Stored data entries:
########################################

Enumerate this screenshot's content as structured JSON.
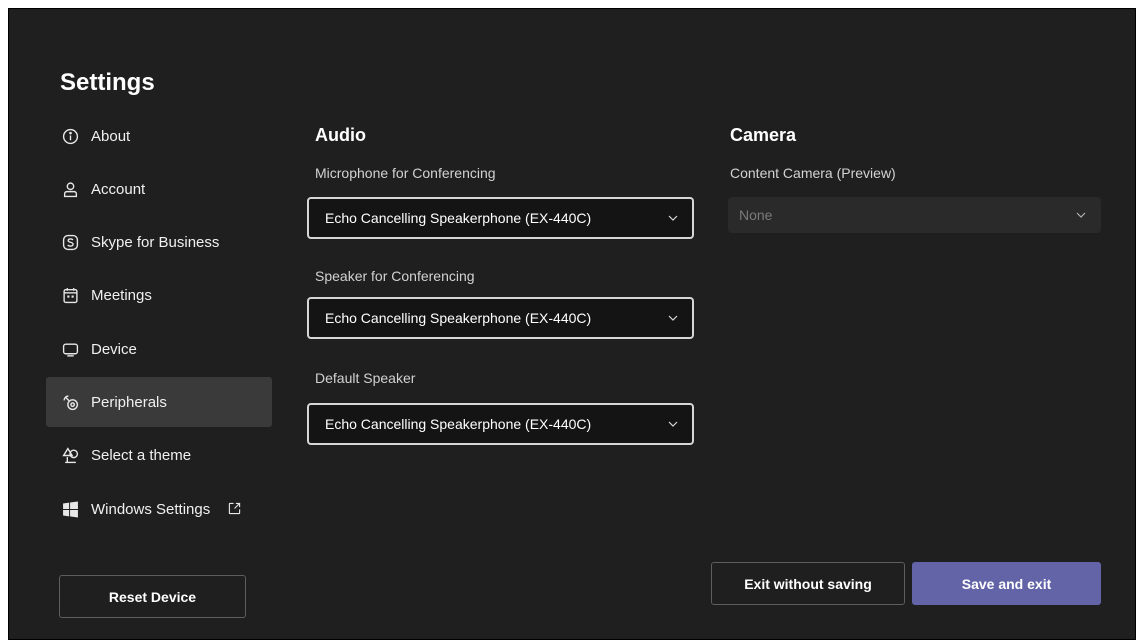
{
  "settings": {
    "title": "Settings"
  },
  "sidebar": {
    "items": [
      {
        "label": "About",
        "icon": "info-icon"
      },
      {
        "label": "Account",
        "icon": "person-icon"
      },
      {
        "label": "Skype for Business",
        "icon": "skype-icon"
      },
      {
        "label": "Meetings",
        "icon": "calendar-icon"
      },
      {
        "label": "Device",
        "icon": "device-icon"
      },
      {
        "label": "Peripherals",
        "icon": "peripherals-icon",
        "active": true
      },
      {
        "label": "Select a theme",
        "icon": "theme-icon"
      },
      {
        "label": "Windows Settings",
        "icon": "windows-icon",
        "external": "external-link-icon"
      }
    ],
    "reset_label": "Reset Device"
  },
  "audio": {
    "title": "Audio",
    "microphone": {
      "label": "Microphone for Conferencing",
      "value": "Echo Cancelling Speakerphone (EX-440C)"
    },
    "speaker": {
      "label": "Speaker for Conferencing",
      "value": "Echo Cancelling Speakerphone (EX-440C)"
    },
    "default_speaker": {
      "label": "Default Speaker",
      "value": "Echo Cancelling Speakerphone (EX-440C)"
    }
  },
  "camera": {
    "title": "Camera",
    "content_camera": {
      "label": "Content Camera (Preview)",
      "value": "None"
    }
  },
  "footer": {
    "exit_label": "Exit without saving",
    "save_label": "Save and exit"
  },
  "colors": {
    "background": "#1f1f1f",
    "active_item": "#3a3a3a",
    "accent": "#6264a7"
  }
}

########################################

» Task to complete
Repeat each entry exactly. Pictures do not belong in the copy.

» Task output
Enumerate this screenshot's content as structured JSON.
{
  "settings": {
    "title": "Settings"
  },
  "sidebar": {
    "items": [
      {
        "label": "About",
        "icon": "info-icon"
      },
      {
        "label": "Account",
        "icon": "person-icon"
      },
      {
        "label": "Skype for Business",
        "icon": "skype-icon"
      },
      {
        "label": "Meetings",
        "icon": "calendar-icon"
      },
      {
        "label": "Device",
        "icon": "device-icon"
      },
      {
        "label": "Peripherals",
        "icon": "peripherals-icon",
        "active": true
      },
      {
        "label": "Select a theme",
        "icon": "theme-icon"
      },
      {
        "label": "Windows Settings",
        "icon": "windows-icon",
        "external": "external-link-icon"
      }
    ],
    "reset_label": "Reset Device"
  },
  "audio": {
    "title": "Audio",
    "microphone": {
      "label": "Microphone for Conferencing",
      "value": "Echo Cancelling Speakerphone (EX-440C)"
    },
    "speaker": {
      "label": "Speaker for Conferencing",
      "value": "Echo Cancelling Speakerphone (EX-440C)"
    },
    "default_speaker": {
      "label": "Default Speaker",
      "value": "Echo Cancelling Speakerphone (EX-440C)"
    }
  },
  "camera": {
    "title": "Camera",
    "content_camera": {
      "label": "Content Camera (Preview)",
      "value": "None"
    }
  },
  "footer": {
    "exit_label": "Exit without saving",
    "save_label": "Save and exit"
  },
  "colors": {
    "background": "#1f1f1f",
    "active_item": "#3a3a3a",
    "accent": "#6264a7"
  }
}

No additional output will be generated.